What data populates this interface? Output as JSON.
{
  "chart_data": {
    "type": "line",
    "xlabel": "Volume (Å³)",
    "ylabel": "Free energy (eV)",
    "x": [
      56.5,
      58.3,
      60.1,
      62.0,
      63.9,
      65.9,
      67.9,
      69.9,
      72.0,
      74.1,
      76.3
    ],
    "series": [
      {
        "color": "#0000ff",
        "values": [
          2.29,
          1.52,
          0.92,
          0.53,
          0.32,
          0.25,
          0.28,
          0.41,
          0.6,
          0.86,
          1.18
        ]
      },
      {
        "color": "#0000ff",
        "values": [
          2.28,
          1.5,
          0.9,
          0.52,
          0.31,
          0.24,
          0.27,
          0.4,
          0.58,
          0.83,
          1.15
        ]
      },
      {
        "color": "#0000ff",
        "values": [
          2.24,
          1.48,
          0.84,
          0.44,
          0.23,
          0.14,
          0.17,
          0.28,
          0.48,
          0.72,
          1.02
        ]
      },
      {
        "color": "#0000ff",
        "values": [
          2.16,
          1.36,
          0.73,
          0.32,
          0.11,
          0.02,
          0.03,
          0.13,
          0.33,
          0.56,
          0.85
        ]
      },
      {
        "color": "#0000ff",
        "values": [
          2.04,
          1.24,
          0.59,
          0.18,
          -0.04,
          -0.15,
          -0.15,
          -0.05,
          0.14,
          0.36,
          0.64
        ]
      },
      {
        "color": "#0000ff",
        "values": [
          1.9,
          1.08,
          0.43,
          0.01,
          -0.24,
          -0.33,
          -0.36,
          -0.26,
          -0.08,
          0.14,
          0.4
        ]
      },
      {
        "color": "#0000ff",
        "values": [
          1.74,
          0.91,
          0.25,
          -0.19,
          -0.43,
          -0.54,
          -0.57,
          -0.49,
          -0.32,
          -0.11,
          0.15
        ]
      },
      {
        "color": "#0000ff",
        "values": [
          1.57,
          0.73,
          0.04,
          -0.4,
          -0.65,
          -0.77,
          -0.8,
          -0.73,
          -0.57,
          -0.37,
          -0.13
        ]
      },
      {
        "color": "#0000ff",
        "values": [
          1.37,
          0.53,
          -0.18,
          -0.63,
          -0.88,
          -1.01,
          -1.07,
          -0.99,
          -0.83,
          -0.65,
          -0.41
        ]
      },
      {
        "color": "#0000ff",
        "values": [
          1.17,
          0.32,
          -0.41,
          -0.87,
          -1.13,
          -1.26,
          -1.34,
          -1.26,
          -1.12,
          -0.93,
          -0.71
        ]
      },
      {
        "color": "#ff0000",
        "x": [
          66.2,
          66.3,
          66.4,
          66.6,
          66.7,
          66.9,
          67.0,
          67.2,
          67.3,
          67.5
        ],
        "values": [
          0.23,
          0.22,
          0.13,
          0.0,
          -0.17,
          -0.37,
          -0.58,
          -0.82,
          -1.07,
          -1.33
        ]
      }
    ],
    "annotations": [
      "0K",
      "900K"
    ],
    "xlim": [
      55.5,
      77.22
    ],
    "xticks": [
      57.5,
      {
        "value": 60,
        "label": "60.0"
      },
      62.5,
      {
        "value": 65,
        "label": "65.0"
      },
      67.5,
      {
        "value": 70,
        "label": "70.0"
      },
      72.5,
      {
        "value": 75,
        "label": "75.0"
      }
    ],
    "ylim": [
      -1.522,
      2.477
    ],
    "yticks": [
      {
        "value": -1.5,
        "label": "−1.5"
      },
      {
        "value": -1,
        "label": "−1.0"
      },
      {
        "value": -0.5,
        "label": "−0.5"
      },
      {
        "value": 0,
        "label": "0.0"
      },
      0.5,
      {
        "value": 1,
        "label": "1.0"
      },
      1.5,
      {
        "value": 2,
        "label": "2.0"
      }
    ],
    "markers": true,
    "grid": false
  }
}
—————
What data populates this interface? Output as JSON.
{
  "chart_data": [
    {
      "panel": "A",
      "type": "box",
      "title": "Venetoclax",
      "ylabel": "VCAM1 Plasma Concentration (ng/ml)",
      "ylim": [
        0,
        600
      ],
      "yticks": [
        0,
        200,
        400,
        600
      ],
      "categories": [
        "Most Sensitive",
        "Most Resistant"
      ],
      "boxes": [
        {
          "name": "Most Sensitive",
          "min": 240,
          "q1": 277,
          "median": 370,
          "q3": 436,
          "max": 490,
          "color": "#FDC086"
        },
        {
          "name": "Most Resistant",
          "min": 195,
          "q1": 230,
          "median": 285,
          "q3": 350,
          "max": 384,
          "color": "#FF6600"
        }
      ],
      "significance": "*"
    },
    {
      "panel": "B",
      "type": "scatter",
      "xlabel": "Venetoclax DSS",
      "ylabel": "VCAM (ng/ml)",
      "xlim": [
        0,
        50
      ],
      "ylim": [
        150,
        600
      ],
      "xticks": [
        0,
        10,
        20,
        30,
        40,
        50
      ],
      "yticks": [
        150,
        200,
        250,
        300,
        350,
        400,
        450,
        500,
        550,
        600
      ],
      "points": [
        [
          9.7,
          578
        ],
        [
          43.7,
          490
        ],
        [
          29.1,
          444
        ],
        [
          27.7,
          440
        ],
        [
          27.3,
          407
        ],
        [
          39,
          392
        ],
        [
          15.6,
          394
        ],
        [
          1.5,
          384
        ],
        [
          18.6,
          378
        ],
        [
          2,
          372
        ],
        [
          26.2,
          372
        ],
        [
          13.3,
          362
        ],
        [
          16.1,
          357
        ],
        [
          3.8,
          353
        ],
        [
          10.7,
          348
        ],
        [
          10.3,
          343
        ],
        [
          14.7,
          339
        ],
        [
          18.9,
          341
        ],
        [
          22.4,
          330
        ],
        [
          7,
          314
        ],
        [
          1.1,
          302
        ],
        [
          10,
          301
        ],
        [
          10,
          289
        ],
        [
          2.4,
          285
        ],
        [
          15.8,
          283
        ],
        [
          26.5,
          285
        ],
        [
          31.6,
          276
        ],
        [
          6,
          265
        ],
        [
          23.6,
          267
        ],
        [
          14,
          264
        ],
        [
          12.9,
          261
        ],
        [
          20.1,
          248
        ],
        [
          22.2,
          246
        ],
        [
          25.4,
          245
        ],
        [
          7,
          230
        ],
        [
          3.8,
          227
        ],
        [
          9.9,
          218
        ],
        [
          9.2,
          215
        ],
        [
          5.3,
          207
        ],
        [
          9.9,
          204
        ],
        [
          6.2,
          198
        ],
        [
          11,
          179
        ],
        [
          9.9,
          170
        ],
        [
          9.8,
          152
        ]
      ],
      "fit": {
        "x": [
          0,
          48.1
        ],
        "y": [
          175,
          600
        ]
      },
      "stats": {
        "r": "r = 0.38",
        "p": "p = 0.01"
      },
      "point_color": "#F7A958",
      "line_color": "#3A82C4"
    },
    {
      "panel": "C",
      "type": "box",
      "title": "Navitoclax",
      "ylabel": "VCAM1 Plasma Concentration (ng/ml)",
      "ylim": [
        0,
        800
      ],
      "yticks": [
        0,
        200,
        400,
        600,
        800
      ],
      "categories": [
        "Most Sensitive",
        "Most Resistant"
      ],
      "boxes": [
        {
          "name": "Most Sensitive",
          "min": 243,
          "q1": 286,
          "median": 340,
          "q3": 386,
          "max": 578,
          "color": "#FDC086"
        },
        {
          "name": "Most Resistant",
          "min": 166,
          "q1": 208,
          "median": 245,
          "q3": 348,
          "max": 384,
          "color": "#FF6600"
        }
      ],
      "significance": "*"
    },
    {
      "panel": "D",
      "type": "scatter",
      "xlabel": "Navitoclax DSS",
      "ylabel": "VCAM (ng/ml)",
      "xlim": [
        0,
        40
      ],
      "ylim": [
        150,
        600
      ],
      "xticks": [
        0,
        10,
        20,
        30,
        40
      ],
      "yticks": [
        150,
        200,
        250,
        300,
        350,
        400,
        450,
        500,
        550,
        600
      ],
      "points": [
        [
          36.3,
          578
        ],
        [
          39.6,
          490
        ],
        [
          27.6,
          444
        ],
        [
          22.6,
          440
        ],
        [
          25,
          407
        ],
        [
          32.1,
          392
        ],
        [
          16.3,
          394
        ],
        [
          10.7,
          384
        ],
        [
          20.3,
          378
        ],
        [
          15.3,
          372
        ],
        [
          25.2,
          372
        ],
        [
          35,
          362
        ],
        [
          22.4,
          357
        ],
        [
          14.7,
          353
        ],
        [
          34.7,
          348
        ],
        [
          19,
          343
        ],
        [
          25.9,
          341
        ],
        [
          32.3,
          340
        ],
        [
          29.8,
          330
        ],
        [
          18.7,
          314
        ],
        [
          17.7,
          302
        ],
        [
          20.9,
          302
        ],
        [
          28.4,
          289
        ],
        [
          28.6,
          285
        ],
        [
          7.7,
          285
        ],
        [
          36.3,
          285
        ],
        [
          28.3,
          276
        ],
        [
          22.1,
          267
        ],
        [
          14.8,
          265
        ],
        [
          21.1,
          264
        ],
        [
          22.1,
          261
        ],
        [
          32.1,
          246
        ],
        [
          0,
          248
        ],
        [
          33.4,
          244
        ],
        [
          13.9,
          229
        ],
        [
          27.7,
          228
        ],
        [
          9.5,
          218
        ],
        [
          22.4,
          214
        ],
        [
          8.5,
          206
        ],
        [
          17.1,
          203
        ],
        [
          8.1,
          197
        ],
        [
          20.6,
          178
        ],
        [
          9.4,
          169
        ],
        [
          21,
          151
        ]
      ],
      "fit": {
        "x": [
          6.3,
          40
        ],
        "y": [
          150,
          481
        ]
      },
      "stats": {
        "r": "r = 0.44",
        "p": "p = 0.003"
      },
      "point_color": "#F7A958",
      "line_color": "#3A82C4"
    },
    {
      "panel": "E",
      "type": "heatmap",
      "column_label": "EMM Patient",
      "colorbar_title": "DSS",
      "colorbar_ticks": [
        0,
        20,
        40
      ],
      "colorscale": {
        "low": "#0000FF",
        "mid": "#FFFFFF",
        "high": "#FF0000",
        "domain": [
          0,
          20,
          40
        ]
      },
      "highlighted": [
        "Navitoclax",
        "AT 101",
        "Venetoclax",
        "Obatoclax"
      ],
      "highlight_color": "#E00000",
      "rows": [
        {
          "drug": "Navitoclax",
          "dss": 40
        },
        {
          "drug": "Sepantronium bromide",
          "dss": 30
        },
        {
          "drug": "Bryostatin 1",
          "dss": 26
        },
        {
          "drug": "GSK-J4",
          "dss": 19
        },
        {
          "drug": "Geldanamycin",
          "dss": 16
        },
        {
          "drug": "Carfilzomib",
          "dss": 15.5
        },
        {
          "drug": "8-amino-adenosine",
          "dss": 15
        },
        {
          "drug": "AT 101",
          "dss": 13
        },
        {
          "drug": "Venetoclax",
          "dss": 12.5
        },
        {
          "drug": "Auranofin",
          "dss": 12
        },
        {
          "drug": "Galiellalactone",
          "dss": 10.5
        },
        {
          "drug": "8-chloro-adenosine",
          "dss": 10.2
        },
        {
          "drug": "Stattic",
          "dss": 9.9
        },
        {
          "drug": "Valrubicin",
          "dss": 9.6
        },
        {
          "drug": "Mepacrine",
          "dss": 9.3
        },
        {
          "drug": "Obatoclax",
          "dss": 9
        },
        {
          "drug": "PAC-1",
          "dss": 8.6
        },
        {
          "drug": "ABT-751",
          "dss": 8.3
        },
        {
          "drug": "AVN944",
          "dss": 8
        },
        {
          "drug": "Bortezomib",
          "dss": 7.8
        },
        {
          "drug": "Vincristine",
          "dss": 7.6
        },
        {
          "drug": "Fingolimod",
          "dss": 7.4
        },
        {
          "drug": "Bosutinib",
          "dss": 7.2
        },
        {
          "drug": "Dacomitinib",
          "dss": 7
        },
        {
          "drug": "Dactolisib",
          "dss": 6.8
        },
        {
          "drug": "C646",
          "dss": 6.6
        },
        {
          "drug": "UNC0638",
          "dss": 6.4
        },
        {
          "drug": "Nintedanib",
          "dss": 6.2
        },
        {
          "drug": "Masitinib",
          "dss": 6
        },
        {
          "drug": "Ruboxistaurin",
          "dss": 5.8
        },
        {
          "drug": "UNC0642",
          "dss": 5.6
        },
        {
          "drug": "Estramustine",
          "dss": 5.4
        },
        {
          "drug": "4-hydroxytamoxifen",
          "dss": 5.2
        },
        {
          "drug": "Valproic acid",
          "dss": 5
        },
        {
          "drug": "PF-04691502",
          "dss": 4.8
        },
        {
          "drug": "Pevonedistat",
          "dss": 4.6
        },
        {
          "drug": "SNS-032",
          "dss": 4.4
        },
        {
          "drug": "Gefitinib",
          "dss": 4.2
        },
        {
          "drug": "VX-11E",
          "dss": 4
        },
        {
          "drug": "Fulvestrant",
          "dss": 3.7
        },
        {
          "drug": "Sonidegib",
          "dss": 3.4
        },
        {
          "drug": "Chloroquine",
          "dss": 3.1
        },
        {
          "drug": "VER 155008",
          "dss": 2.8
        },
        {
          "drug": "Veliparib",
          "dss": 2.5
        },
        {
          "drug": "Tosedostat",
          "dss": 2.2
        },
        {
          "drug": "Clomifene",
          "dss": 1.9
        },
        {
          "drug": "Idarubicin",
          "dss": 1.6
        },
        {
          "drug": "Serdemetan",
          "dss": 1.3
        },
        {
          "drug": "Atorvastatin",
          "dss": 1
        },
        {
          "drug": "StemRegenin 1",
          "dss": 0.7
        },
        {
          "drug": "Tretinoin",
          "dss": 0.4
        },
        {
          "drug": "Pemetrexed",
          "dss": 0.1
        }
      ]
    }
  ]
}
—————
**WHAT THE TASK ASKS:** Pick every line with "xlabel" in it and copy it.

**REPLY:**
    "xlabel": "Volume (Å³)",
      "xlabel": "Venetoclax DSS",
      "xlabel": "Navitoclax DSS",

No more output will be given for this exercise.